The records below are to be quoted in full; please keep every word exact.

### [Records for this exercise]

# # # # # # #

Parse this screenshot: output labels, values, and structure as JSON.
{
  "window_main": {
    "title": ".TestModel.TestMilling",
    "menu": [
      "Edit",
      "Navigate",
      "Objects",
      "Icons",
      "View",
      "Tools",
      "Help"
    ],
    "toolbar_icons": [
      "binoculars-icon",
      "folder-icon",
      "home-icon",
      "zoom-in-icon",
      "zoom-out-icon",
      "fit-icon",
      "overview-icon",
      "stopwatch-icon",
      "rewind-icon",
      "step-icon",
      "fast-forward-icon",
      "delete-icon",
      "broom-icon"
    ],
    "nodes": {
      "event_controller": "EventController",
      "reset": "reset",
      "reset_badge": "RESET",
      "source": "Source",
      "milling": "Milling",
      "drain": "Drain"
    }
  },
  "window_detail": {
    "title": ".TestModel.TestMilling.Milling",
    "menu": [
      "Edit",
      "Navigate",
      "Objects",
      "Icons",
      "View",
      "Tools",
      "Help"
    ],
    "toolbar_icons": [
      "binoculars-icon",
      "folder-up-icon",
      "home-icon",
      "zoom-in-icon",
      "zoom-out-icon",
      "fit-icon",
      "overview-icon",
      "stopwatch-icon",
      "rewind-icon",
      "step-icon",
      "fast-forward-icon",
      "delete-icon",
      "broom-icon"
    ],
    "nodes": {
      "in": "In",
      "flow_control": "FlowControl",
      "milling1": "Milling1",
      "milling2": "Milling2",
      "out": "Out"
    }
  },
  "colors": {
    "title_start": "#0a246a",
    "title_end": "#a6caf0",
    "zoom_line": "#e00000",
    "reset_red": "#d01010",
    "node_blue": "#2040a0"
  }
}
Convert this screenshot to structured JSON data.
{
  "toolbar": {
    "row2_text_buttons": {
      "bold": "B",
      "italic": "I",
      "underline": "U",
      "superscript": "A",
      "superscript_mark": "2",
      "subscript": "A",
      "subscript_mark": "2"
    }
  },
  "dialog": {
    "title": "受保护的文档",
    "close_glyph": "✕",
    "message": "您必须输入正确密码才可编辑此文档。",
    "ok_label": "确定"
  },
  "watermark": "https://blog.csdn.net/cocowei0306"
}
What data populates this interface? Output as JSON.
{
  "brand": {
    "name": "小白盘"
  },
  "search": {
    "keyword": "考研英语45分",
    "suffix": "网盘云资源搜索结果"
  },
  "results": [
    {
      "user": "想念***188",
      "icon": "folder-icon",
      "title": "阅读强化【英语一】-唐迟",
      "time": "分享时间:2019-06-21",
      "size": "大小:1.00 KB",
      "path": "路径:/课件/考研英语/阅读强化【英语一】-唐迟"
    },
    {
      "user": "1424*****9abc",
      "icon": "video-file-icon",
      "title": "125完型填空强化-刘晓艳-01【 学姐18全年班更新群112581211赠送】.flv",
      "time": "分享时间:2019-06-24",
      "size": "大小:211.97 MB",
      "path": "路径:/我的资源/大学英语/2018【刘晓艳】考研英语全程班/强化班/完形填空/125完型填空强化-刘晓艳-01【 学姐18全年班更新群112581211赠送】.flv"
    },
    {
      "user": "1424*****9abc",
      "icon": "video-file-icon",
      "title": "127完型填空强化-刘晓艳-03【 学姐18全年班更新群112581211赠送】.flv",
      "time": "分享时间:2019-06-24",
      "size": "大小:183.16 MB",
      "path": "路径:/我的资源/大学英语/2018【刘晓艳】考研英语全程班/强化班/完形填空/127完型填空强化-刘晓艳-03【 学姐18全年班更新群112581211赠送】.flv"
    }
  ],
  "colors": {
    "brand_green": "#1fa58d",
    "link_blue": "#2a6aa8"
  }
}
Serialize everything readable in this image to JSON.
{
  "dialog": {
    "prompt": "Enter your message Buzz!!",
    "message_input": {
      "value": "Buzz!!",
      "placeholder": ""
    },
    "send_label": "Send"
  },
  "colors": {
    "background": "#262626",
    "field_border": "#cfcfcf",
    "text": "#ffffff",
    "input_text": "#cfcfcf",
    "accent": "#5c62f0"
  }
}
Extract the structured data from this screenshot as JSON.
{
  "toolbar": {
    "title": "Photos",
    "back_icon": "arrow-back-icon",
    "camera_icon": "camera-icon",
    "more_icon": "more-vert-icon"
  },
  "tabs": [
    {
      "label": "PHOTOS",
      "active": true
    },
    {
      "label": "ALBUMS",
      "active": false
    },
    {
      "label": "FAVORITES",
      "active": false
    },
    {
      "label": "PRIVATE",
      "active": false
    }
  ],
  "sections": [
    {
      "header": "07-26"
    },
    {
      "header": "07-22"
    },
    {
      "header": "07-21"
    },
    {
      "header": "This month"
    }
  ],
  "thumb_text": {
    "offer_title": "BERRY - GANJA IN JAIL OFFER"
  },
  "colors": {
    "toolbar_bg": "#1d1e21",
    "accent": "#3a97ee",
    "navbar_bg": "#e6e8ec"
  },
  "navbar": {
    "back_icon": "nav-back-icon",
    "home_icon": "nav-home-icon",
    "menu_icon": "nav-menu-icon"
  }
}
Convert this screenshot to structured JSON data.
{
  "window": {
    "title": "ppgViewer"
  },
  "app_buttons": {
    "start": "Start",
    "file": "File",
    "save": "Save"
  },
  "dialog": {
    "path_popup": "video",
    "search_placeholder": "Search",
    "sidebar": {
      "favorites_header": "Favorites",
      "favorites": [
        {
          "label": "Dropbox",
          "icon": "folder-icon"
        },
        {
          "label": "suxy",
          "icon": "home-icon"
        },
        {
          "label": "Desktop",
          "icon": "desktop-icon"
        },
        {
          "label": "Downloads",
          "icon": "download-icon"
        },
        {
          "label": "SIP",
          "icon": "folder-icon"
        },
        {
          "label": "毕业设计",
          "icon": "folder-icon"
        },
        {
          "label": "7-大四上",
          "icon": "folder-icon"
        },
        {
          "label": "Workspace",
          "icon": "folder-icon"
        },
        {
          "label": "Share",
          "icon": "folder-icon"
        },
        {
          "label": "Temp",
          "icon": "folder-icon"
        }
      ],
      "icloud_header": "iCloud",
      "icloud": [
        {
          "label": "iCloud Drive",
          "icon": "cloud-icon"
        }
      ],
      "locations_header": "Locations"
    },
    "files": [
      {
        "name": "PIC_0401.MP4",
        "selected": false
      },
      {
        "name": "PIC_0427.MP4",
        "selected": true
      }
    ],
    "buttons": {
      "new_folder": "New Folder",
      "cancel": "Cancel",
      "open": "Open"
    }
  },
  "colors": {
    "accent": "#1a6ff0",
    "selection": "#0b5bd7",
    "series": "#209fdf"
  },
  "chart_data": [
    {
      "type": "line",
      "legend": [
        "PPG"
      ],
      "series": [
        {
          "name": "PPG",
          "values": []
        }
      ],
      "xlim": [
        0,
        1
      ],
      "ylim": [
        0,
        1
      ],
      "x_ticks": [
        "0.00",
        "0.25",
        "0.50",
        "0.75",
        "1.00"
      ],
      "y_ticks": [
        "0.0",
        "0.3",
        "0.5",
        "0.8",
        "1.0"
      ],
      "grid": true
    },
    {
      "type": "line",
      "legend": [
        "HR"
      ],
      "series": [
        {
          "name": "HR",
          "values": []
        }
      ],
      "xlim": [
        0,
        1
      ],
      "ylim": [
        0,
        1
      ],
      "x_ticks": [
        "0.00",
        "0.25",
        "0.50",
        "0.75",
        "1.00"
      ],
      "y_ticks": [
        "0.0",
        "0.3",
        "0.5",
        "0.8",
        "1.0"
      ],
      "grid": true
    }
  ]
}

# # # # # # #

### [Worked answer]
Parse this screenshot: output labels, values, and structure as JSON.
{
  "window_main": {
    "title": ".TestModel.TestMilling",
    "menu": [
      "Edit",
      "Navigate",
      "Objects",
      "Icons",
      "View",
      "Tools",
      "Help"
    ],
    "toolbar_icons": [
      "binoculars-icon",
      "folder-icon",
      "home-icon",
      "zoom-in-icon",
      "zoom-out-icon",
      "fit-icon",
      "overview-icon",
      "stopwatch-icon",
      "rewind-icon",
      "step-icon",
      "fast-forward-icon",
      "delete-icon",
      "broom-icon"
    ],
    "nodes": {
      "event_controller": "EventController",
      "reset": "reset",
      "reset_badge": "RESET",
      "source": "Source",
      "milling": "Milling",
      "drain": "Drain"
    }
  },
  "window_detail": {
    "title": ".TestModel.TestMilling.Milling",
    "menu": [
      "Edit",
      "Navigate",
      "Objects",
      "Icons",
      "View",
      "Tools",
      "Help"
    ],
    "toolbar_icons": [
      "binoculars-icon",
      "folder-up-icon",
      "home-icon",
      "zoom-in-icon",
      "zoom-out-icon",
      "fit-icon",
      "overview-icon",
      "stopwatch-icon",
      "rewind-icon",
      "step-icon",
      "fast-forward-icon",
      "delete-icon",
      "broom-icon"
    ],
    "nodes": {
      "in": "In",
      "flow_control": "FlowControl",
      "milling1": "Milling1",
      "milling2": "Milling2",
      "out": "Out"
    }
  },
  "colors": {
    "title_start": "#0a246a",
    "title_end": "#a6caf0",
    "zoom_line": "#e00000",
    "reset_red": "#d01010",
    "node_blue": "#2040a0"
  }
}
Convert this screenshot to structured JSON data.
{
  "toolbar": {
    "row2_text_buttons": {
      "bold": "B",
      "italic": "I",
      "underline": "U",
      "superscript": "A",
      "superscript_mark": "2",
      "subscript": "A",
      "subscript_mark": "2"
    }
  },
  "dialog": {
    "title": "受保护的文档",
    "close_glyph": "✕",
    "message": "您必须输入正确密码才可编辑此文档。",
    "ok_label": "确定"
  },
  "watermark": "https://blog.csdn.net/cocowei0306"
}
What data populates this interface? Output as JSON.
{
  "brand": {
    "name": "小白盘"
  },
  "search": {
    "keyword": "考研英语45分",
    "suffix": "网盘云资源搜索结果"
  },
  "results": [
    {
      "user": "想念***188",
      "icon": "folder-icon",
      "title": "阅读强化【英语一】-唐迟",
      "time": "分享时间:2019-06-21",
      "size": "大小:1.00 KB",
      "path": "路径:/课件/考研英语/阅读强化【英语一】-唐迟"
    },
    {
      "user": "1424*****9abc",
      "icon": "video-file-icon",
      "title": "125完型填空强化-刘晓艳-01【 学姐18全年班更新群112581211赠送】.flv",
      "time": "分享时间:2019-06-24",
      "size": "大小:211.97 MB",
      "path": "路径:/我的资源/大学英语/2018【刘晓艳】考研英语全程班/强化班/完形填空/125完型填空强化-刘晓艳-01【 学姐18全年班更新群112581211赠送】.flv"
    },
    {
      "user": "1424*****9abc",
      "icon": "video-file-icon",
      "title": "127完型填空强化-刘晓艳-03【 学姐18全年班更新群112581211赠送】.flv",
      "time": "分享时间:2019-06-24",
      "size": "大小:183.16 MB",
      "path": "路径:/我的资源/大学英语/2018【刘晓艳】考研英语全程班/强化班/完形填空/127完型填空强化-刘晓艳-03【 学姐18全年班更新群112581211赠送】.flv"
    }
  ],
  "colors": {
    "brand_green": "#1fa58d",
    "link_blue": "#2a6aa8"
  }
}
Serialize everything readable in this image to JSON.
{
  "dialog": {
    "prompt": "Enter your message Buzz!!",
    "message_input": {
      "value": "Buzz!!",
      "placeholder": ""
    },
    "send_label": "Send"
  },
  "colors": {
    "background": "#262626",
    "field_border": "#cfcfcf",
    "text": "#ffffff",
    "input_text": "#cfcfcf",
    "accent": "#5c62f0"
  }
}
Extract the structured data from this screenshot as JSON.
{
  "toolbar": {
    "title": "Photos",
    "back_icon": "arrow-back-icon",
    "camera_icon": "camera-icon",
    "more_icon": "more-vert-icon"
  },
  "tabs": [
    {
      "label": "PHOTOS",
      "active": true
    },
    {
      "label": "ALBUMS",
      "active": false
    },
    {
      "label": "FAVORITES",
      "active": false
    },
    {
      "label": "PRIVATE",
      "active": false
    }
  ],
  "sections": [
    {
      "header": "07-26"
    },
    {
      "header": "07-22"
    },
    {
      "header": "07-21"
    },
    {
      "header": "This month"
    }
  ],
  "thumb_text": {
    "offer_title": "BERRY - GANJA IN JAIL OFFER"
  },
  "colors": {
    "toolbar_bg": "#1d1e21",
    "accent": "#3a97ee",
    "navbar_bg": "#e6e8ec"
  },
  "navbar": {
    "back_icon": "nav-back-icon",
    "home_icon": "nav-home-icon",
    "menu_icon": "nav-menu-icon"
  }
}
Convert this screenshot to structured JSON data.
{
  "window": {
    "title": "ppgViewer"
  },
  "app_buttons": {
    "start": "Start",
    "file": "File",
    "save": "Save"
  },
  "dialog": {
    "path_popup": "video",
    "search_placeholder": "Search",
    "sidebar": {
      "favorites_header": "Favorites",
      "favorites": [
        {
          "label": "Dropbox",
          "icon": "folder-icon"
        },
        {
          "label": "suxy",
          "icon": "home-icon"
        },
        {
          "label": "Desktop",
          "icon": "desktop-icon"
        },
        {
          "label": "Downloads",
          "icon": "download-icon"
        },
        {
          "label": "SIP",
          "icon": "folder-icon"
        },
        {
          "label": "毕业设计",
          "icon": "folder-icon"
        },
        {
          "label": "7-大四上",
          "icon": "folder-icon"
        },
        {
          "label": "Workspace",
          "icon": "folder-icon"
        },
        {
          "label": "Share",
          "icon": "folder-icon"
        },
        {
          "label": "Temp",
          "icon": "folder-icon"
        }
      ],
      "icloud_header": "iCloud",
      "icloud": [
        {
          "label": "iCloud Drive",
          "icon": "cloud-icon"
        }
      ],
      "locations_header": "Locations"
    },
    "files": [
      {
        "name": "PIC_0401.MP4",
        "selected": false
      },
      {
        "name": "PIC_0427.MP4",
        "selected": true
      }
    ],
    "buttons": {
      "new_folder": "New Folder",
      "cancel": "Cancel",
      "open": "Open"
    }
  },
  "colors": {
    "accent": "#1a6ff0",
    "selection": "#0b5bd7",
    "series": "#209fdf"
  },
  "chart_data": [
    {
      "type": "line",
      "legend": [
        "PPG"
      ],
      "series": [
        {
          "name": "PPG",
          "values": []
        }
      ],
      "xlim": [
        0,
        1
      ],
      "ylim": [
        0,
        1
      ],
      "x_ticks": [
        "0.00",
        "0.25",
        "0.50",
        "0.75",
        "1.00"
      ],
      "y_ticks": [
        "0.0",
        "0.3",
        "0.5",
        "0.8",
        "1.0"
      ],
      "grid": true
    },
    {
      "type": "line",
      "legend": [
        "HR"
      ],
      "series": [
        {
          "name": "HR",
          "values": []
        }
      ],
      "xlim": [
        0,
        1
      ],
      "ylim": [
        0,
        1
      ],
      "x_ticks": [
        "0.00",
        "0.25",
        "0.50",
        "0.75",
        "1.00"
      ],
      "y_ticks": [
        "0.0",
        "0.3",
        "0.5",
        "0.8",
        "1.0"
      ],
      "grid": true
    }
  ]
}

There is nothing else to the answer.